▶ **Work instruction**:
Search the records for the string "help" and copy every line where it turns up.

▶ **Information given**:
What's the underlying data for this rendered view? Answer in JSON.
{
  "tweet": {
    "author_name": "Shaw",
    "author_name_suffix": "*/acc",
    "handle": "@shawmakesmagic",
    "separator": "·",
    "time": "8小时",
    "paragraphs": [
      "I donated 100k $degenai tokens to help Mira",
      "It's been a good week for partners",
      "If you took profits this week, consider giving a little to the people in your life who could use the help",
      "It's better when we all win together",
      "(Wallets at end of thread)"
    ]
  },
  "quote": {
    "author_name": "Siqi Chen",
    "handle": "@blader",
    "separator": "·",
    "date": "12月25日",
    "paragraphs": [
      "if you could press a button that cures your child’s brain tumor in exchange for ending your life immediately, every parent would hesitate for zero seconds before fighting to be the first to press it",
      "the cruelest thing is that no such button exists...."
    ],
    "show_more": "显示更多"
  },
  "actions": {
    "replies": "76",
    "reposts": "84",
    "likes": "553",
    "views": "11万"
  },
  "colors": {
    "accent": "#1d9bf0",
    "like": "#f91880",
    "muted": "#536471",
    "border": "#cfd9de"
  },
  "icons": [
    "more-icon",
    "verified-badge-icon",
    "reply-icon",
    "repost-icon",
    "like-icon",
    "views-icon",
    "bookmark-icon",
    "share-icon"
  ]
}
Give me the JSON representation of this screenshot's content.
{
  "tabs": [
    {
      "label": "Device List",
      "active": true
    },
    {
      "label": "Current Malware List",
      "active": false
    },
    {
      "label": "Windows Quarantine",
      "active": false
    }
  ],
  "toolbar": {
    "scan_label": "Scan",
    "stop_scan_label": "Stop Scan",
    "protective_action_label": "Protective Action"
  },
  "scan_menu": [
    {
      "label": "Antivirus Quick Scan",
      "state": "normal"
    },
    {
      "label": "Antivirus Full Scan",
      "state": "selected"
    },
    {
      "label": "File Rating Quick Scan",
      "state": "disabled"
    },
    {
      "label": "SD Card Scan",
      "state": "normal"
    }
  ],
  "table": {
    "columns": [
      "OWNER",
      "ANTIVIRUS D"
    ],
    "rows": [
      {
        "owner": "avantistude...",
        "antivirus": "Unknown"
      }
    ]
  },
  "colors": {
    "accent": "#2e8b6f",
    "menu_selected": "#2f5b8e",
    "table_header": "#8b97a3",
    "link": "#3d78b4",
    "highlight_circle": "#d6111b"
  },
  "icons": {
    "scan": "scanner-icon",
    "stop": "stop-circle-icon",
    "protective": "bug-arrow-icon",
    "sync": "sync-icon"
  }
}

▶ **Result for this exercise**:
      "I donated 100k $degenai tokens to help Mira",
      "If you took profits this week, consider giving a little to the people in your life who could use the help",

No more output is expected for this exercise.